**What to produce**
Update the items from the first line up to and including the line with "77, 287, 89]", replacing "table-row" with "row" and keeping everything else unchanged.

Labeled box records
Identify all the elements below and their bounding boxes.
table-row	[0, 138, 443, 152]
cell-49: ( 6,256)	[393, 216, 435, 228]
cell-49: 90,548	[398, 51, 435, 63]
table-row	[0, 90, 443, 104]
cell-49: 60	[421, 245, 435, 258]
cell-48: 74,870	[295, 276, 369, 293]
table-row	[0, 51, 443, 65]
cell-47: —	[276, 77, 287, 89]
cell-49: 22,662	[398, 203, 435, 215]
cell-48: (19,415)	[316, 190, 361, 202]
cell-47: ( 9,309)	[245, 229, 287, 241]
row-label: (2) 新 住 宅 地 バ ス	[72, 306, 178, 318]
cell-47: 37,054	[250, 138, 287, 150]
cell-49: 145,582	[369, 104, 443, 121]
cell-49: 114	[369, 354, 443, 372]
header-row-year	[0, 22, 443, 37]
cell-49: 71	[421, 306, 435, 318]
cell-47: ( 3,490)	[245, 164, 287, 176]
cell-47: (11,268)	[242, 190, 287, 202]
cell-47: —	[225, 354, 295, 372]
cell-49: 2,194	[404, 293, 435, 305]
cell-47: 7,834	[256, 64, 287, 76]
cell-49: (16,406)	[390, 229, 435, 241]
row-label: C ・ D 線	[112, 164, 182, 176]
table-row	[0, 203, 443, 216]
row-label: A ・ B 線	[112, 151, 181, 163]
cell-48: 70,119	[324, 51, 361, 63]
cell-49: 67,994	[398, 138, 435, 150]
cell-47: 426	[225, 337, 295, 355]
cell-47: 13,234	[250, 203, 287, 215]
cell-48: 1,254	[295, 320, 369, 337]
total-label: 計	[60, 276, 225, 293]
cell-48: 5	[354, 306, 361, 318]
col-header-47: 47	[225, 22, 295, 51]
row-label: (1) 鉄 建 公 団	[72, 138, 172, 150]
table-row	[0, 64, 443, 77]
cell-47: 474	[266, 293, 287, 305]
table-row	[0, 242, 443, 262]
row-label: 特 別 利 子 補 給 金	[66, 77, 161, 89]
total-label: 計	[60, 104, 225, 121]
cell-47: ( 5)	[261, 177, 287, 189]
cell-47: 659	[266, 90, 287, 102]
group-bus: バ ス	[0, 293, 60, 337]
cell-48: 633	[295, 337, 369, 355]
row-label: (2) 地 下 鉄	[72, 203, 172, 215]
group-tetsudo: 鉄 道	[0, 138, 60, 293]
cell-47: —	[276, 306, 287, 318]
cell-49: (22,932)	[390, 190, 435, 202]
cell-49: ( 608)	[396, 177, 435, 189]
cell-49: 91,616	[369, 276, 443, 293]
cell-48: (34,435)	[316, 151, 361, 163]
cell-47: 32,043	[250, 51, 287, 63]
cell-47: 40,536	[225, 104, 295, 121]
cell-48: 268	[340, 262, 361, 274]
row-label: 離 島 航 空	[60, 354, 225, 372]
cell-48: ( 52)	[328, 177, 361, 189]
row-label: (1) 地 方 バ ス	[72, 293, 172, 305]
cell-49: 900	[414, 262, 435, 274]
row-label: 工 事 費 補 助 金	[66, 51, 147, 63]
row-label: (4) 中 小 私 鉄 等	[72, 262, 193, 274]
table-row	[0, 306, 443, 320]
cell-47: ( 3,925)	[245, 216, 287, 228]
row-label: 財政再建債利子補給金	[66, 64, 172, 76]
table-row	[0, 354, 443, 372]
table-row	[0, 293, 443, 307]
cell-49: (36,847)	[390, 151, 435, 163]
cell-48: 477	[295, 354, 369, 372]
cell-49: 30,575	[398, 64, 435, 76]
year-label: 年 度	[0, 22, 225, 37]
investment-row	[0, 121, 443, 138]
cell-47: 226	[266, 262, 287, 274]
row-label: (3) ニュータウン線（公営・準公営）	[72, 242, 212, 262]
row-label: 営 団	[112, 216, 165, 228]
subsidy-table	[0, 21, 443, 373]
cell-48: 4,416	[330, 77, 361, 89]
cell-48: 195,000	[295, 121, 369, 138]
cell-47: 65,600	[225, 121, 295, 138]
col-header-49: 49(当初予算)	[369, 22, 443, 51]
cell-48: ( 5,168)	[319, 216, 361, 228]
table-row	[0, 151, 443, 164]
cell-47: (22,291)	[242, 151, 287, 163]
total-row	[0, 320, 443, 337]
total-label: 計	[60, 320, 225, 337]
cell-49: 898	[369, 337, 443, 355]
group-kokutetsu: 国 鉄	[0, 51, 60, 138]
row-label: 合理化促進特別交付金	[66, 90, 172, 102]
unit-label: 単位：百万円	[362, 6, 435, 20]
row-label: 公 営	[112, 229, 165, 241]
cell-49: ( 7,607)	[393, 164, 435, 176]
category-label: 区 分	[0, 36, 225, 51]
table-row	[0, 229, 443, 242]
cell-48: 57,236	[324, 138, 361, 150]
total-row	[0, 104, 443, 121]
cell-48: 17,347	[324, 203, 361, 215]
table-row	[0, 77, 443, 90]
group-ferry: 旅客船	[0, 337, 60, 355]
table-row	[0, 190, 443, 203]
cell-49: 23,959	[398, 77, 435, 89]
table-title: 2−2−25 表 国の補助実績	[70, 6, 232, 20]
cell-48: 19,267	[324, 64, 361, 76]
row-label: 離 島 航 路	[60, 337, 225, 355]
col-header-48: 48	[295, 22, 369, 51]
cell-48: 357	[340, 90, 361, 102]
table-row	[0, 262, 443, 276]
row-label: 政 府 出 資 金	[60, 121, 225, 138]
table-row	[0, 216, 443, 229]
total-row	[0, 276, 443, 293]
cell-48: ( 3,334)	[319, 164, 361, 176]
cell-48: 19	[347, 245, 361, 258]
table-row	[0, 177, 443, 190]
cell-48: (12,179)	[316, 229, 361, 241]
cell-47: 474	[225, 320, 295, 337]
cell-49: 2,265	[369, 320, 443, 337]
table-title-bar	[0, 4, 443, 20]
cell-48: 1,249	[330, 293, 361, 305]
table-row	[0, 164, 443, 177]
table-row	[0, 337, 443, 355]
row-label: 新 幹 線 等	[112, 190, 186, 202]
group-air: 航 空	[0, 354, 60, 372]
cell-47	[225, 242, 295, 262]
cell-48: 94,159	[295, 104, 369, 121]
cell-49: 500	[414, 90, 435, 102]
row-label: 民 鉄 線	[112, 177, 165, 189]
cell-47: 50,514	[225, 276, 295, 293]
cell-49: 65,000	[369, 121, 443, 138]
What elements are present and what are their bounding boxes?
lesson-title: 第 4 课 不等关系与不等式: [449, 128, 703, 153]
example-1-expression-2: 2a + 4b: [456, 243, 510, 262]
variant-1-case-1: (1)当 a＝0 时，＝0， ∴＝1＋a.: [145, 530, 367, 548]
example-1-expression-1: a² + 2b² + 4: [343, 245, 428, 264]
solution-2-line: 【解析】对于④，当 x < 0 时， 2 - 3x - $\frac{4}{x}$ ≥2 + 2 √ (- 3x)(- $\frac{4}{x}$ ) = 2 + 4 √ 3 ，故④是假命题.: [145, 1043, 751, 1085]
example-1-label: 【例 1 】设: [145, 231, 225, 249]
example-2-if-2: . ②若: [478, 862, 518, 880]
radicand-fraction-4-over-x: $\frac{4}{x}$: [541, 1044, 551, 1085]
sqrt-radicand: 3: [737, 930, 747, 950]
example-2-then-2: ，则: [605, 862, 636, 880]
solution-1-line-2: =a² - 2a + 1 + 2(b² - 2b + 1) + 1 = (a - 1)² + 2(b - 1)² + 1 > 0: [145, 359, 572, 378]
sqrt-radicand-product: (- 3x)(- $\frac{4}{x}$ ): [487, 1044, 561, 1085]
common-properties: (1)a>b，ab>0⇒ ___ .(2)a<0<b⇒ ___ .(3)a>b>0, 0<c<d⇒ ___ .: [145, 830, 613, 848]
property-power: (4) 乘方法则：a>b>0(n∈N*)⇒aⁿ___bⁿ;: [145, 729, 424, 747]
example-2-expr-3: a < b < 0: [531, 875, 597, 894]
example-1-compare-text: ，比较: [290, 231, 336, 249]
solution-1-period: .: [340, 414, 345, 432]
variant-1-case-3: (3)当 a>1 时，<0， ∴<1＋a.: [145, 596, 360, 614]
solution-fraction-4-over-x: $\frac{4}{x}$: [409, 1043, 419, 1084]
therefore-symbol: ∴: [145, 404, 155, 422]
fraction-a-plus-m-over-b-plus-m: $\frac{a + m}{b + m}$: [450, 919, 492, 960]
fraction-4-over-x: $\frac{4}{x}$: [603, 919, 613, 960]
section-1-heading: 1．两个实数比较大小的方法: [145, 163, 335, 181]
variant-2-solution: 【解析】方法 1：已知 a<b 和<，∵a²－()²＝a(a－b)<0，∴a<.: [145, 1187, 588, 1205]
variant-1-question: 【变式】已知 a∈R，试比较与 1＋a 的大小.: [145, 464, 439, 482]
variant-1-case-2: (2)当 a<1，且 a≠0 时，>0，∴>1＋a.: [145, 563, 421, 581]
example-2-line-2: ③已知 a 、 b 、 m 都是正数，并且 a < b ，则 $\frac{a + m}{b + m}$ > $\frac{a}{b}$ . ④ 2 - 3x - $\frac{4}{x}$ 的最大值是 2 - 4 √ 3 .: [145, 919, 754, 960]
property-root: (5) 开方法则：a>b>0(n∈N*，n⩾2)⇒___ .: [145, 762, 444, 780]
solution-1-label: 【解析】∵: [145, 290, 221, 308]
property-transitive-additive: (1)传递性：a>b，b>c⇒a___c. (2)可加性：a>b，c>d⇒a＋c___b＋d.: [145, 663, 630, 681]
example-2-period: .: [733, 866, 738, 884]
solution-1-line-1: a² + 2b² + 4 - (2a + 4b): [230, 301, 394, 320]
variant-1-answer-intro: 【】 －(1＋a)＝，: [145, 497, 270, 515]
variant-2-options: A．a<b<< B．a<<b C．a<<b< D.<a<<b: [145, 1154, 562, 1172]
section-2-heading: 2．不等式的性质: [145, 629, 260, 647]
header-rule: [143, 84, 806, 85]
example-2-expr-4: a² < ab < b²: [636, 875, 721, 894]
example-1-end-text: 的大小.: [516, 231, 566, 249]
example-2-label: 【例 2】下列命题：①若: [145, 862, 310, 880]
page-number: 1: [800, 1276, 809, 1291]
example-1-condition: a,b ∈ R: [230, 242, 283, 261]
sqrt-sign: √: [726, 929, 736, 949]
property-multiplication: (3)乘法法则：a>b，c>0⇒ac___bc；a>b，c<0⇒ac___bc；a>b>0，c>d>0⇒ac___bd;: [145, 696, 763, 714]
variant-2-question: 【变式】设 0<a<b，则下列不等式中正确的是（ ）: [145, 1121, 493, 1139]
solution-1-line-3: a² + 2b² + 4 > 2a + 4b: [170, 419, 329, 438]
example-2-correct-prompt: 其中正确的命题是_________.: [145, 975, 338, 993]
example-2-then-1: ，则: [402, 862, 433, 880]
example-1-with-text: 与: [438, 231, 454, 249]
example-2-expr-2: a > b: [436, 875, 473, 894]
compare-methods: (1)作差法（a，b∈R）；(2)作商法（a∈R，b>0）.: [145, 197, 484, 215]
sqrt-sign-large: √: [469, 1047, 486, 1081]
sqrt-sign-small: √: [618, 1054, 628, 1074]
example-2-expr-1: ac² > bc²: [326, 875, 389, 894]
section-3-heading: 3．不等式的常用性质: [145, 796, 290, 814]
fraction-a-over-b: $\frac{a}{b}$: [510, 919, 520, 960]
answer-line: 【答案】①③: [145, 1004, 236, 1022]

**Output of the exercise**
Identify all the elements below and their bounding boxes.
row	[0, 138, 443, 152]
cell-49: ( 6,256)	[393, 216, 435, 228]
cell-49: 90,548	[398, 51, 435, 63]
row	[0, 90, 443, 104]
cell-49: 60	[421, 245, 435, 258]
cell-48: 74,870	[295, 276, 369, 293]
row	[0, 51, 443, 65]
cell-47: —	[276, 77, 287, 89]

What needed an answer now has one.